Dataset records:

·····

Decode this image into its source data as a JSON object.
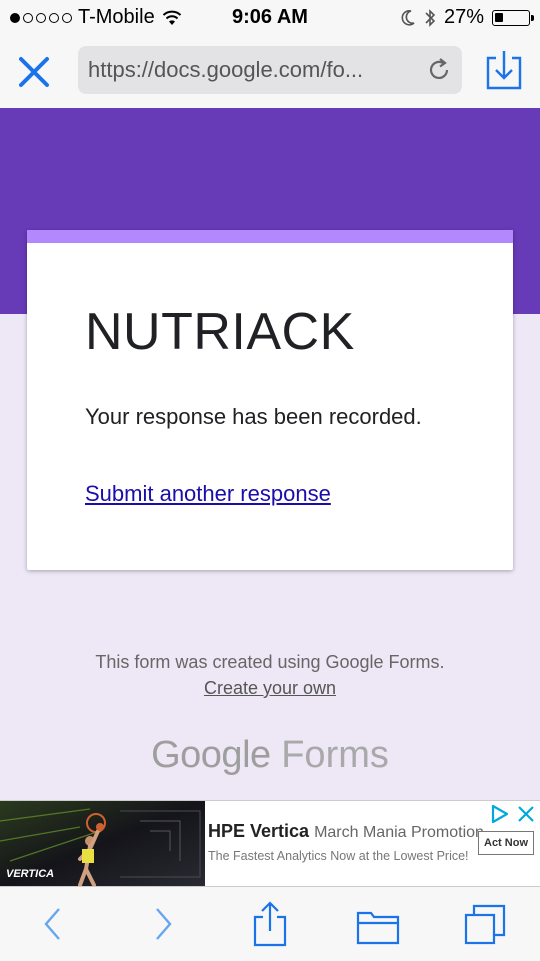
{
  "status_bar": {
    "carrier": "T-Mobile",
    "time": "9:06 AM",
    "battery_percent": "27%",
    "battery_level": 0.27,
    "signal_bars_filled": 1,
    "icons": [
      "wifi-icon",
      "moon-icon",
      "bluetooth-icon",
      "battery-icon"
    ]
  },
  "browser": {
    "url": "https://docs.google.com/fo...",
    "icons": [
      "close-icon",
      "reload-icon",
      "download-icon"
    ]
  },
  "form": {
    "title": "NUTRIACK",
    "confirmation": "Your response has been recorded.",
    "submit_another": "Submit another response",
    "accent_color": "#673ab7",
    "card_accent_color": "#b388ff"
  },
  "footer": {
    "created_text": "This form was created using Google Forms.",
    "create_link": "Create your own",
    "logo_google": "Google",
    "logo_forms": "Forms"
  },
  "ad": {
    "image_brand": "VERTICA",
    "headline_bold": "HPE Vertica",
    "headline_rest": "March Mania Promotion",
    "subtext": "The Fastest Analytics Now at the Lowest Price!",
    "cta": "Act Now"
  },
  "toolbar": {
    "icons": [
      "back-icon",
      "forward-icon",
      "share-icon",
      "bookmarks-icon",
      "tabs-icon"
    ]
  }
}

·····

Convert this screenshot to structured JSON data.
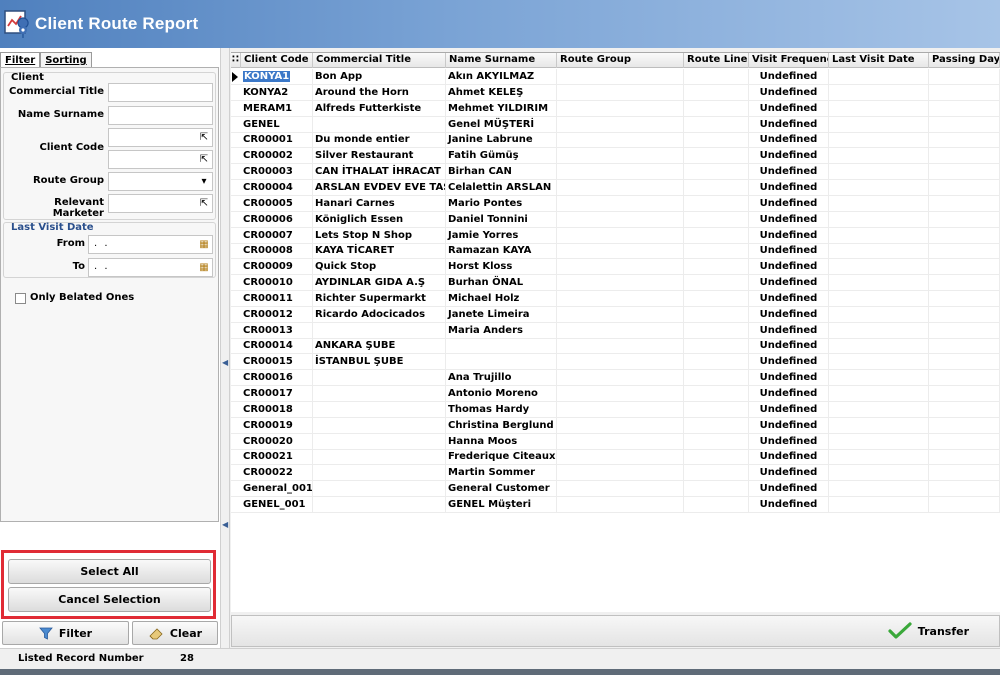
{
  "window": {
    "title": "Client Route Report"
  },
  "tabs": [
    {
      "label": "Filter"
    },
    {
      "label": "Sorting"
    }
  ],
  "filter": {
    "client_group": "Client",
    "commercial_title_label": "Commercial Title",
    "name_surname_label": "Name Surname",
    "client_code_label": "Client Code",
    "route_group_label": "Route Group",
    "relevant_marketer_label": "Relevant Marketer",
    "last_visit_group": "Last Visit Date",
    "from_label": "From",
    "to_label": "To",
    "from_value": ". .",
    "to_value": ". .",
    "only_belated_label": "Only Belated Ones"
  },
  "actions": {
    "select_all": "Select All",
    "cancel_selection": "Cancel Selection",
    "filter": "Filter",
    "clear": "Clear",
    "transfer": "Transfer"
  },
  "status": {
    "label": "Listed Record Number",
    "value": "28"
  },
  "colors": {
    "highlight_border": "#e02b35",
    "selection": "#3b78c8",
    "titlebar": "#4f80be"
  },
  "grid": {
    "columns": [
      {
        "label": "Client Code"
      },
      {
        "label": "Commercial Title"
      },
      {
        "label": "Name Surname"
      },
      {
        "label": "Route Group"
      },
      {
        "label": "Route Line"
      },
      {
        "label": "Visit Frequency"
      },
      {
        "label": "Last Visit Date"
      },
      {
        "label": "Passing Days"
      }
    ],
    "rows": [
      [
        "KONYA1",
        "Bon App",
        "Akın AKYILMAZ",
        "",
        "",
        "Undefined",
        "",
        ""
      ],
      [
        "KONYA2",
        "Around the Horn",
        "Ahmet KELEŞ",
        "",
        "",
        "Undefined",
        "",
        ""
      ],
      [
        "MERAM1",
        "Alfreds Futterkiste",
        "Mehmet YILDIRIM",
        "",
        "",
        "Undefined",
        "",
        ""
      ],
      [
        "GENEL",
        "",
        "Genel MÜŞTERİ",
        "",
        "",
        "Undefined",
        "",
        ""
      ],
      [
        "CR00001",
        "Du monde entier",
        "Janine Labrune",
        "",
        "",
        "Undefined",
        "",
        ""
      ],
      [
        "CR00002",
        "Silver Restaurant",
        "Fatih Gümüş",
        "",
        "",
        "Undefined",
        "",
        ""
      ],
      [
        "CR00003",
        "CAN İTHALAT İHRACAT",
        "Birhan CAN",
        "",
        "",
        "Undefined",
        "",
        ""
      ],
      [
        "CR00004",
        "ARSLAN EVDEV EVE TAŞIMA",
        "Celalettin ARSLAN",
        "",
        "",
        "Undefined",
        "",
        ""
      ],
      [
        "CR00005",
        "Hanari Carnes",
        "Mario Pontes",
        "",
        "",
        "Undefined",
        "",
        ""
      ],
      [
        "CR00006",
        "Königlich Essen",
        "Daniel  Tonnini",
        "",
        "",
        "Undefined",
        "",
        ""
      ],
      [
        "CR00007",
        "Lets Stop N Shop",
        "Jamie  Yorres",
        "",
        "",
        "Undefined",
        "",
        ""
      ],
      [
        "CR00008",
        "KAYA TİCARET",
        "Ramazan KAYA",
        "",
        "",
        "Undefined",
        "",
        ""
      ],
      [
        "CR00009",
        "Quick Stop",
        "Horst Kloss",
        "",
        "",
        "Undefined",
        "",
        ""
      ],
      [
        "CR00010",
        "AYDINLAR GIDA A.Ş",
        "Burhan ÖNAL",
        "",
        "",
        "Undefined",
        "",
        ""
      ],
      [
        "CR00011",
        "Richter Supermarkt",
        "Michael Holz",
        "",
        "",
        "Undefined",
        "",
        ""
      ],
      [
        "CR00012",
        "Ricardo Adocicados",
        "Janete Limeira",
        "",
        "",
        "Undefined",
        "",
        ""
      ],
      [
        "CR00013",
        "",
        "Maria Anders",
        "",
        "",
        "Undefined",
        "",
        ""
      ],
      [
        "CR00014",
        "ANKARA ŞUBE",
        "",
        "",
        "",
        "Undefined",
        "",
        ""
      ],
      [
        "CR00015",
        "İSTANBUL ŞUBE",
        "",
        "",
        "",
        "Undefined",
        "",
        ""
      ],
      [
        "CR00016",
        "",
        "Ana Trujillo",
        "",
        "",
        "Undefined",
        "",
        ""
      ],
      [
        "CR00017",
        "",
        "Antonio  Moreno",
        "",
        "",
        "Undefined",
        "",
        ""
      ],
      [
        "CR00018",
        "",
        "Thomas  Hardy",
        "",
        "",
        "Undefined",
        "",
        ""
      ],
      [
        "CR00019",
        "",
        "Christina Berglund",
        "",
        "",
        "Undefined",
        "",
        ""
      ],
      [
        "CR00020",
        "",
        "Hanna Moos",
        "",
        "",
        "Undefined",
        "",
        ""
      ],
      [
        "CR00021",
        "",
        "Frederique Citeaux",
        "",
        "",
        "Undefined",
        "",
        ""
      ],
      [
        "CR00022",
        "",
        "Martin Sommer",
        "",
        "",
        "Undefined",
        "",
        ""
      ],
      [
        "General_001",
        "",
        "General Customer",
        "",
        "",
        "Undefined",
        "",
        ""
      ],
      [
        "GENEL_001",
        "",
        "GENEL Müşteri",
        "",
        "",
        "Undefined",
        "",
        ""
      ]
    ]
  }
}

·····

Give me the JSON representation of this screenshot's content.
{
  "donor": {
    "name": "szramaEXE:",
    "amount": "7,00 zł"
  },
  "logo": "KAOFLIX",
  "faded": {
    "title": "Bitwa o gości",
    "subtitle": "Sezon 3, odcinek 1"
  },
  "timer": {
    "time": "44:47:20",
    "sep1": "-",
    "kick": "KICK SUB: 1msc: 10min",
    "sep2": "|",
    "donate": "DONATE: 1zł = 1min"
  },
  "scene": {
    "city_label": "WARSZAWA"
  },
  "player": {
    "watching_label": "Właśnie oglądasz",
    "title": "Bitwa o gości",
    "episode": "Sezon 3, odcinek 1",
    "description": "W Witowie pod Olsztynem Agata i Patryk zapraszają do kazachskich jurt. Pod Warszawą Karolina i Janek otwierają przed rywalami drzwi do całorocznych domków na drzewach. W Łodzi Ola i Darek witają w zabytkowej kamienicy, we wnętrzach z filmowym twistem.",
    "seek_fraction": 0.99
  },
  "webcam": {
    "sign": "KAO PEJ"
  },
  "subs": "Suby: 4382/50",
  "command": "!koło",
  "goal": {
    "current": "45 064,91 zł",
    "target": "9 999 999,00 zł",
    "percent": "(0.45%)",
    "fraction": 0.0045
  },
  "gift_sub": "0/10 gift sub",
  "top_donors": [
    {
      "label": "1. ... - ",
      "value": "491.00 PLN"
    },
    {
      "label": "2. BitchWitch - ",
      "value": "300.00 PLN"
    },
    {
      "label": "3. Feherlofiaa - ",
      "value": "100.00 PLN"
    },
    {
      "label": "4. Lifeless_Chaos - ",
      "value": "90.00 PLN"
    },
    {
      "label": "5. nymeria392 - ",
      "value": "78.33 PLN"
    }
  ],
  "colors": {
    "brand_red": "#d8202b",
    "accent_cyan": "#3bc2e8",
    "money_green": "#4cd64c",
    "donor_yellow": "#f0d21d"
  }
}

·····

DESCRIPTION OF THE TASK
From the data above, copy out every line with the string "response" in it.

THE REPLY
    "confirmation": "Your response has been recorded.",
    "submit_another": "Submit another response",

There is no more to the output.